**Given request:** Set down each line of the material that follows, exactly, with no pictures.

**Records for this exercise:**
◆ ◆ ◆

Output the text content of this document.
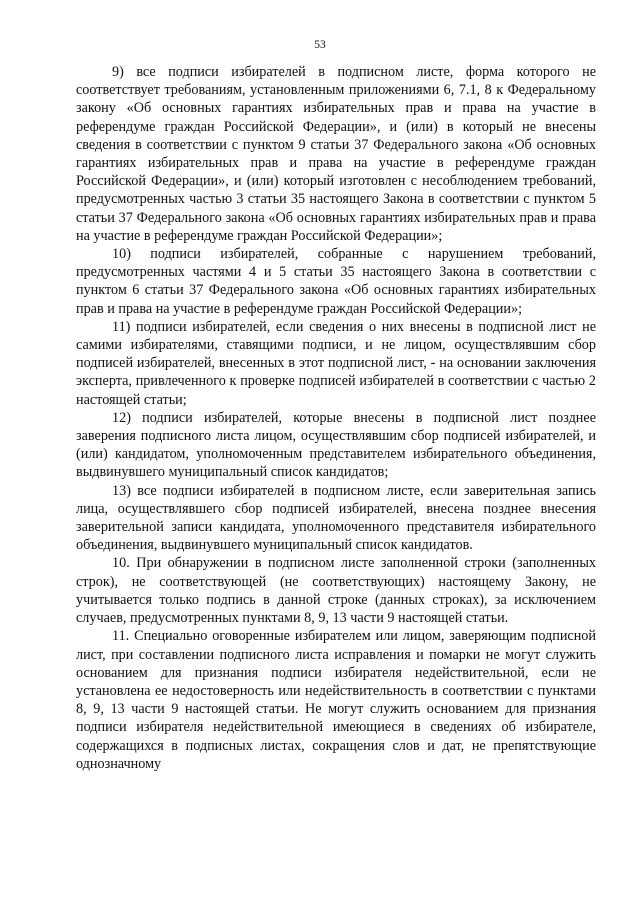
53

9) все подписи избирателей в подписном листе, форма которого не соответствует требованиям, установленным приложениями 6, 7.1, 8 к Федеральному закону «Об основных гарантиях избирательных прав и права на участие в референдуме граждан Российской Федерации», и (или) в который не внесены сведения в соответствии с пунктом 9 статьи 37 Федерального закона «Об основных гарантиях избирательных прав и права на участие в референдуме граждан Российской Федерации», и (или) который изготовлен с несоблюдением требований, предусмотренных частью 3 статьи 35 настоящего Закона в соответствии с пунктом 5 статьи 37 Федерального закона «Об основных гарантиях избирательных прав и права на участие в референдуме граждан Российской Федерации»;

10) подписи избирателей, собранные с нарушением требований, предусмотренных частями 4 и 5 статьи 35 настоящего Закона в соответствии с пунктом 6 статьи 37 Федерального закона «Об основных гарантиях избирательных прав и права на участие в референдуме граждан Российской Федерации»;

11) подписи избирателей, если сведения о них внесены в подписной лист не самими избирателями, ставящими подписи, и не лицом, осуществлявшим сбор подписей избирателей, внесенных в этот подписной лист, - на основании заключения эксперта, привлеченного к проверке подписей избирателей в соответствии с частью 2 настоящей статьи;

12) подписи избирателей, которые внесены в подписной лист позднее заверения подписного листа лицом, осуществлявшим сбор подписей избирателей, и (или) кандидатом, уполномоченным представителем избирательного объединения, выдвинувшего муниципальный список кандидатов;

13) все подписи избирателей в подписном листе, если заверительная запись лица, осуществлявшего сбор подписей избирателей, внесена позднее внесения заверительной записи кандидата, уполномоченного представителя избирательного объединения, выдвинувшего муниципальный список кандидатов.

10. При обнаружении в подписном листе заполненной строки (заполненных строк), не соответствующей (не соответствующих) настоящему Закону, не учитывается только подпись в данной строке (данных строках), за исключением случаев, предусмотренных пунктами 8, 9, 13 части 9 настоящей статьи.

11. Специально оговоренные избирателем или лицом, заверяющим подписной лист, при составлении подписного листа исправления и помарки не могут служить основанием для признания подписи избирателя недействительной, если не установлена ее недостоверность или недействительность в соответствии с пунктами 8, 9, 13 части 9 настоящей статьи. Не могут служить основанием для признания подписи избирателя недействительной имеющиеся в сведениях об избирателе, содержащихся в подписных листах, сокращения слов и дат, не препятствующие однозначному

◆ ◆ ◆

**Result below:**
Output the text content of this document.
53

9) все подписи избирателей в подписном листе, форма которого не соответствует требованиям, установленным приложениями 6, 7.1, 8 к Федеральному закону «Об основных гарантиях избирательных прав и права на участие в референдуме граждан Российской Федерации», и (или) в который не внесены сведения в соответствии с пунктом 9 статьи 37 Федерального закона «Об основных гарантиях избирательных прав и права на участие в референдуме граждан Российской Федерации», и (или) который изготовлен с несоблюдением требований, предусмотренных частью 3 статьи 35 настоящего Закона в соответствии с пунктом 5 статьи 37 Федерального закона «Об основных гарантиях избирательных прав и права на участие в референдуме граждан Российской Федерации»;

10) подписи избирателей, собранные с нарушением требований, предусмотренных частями 4 и 5 статьи 35 настоящего Закона в соответствии с пунктом 6 статьи 37 Федерального закона «Об основных гарантиях избирательных прав и права на участие в референдуме граждан Российской Федерации»;

11) подписи избирателей, если сведения о них внесены в подписной лист не самими избирателями, ставящими подписи, и не лицом, осуществлявшим сбор подписей избирателей, внесенных в этот подписной лист, - на основании заключения эксперта, привлеченного к проверке подписей избирателей в соответствии с частью 2 настоящей статьи;

12) подписи избирателей, которые внесены в подписной лист позднее заверения подписного листа лицом, осуществлявшим сбор подписей избирателей, и (или) кандидатом, уполномоченным представителем избирательного объединения, выдвинувшего муниципальный список кандидатов;

13) все подписи избирателей в подписном листе, если заверительная запись лица, осуществлявшего сбор подписей избирателей, внесена позднее внесения заверительной записи кандидата, уполномоченного представителя избирательного объединения, выдвинувшего муниципальный список кандидатов.

10. При обнаружении в подписном листе заполненной строки (заполненных строк), не соответствующей (не соответствующих) настоящему Закону, не учитывается только подпись в данной строке (данных строках), за исключением случаев, предусмотренных пунктами 8, 9, 13 части 9 настоящей статьи.

11. Специально оговоренные избирателем или лицом, заверяющим подписной лист, при составлении подписного листа исправления и помарки не могут служить основанием для признания подписи избирателя недействительной, если не установлена ее недостоверность или недействительность в соответствии с пунктами 8, 9, 13 части 9 настоящей статьи. Не могут служить основанием для признания подписи избирателя недействительной имеющиеся в сведениях об избирателе, содержащихся в подписных листах, сокращения слов и дат, не препятствующие однозначному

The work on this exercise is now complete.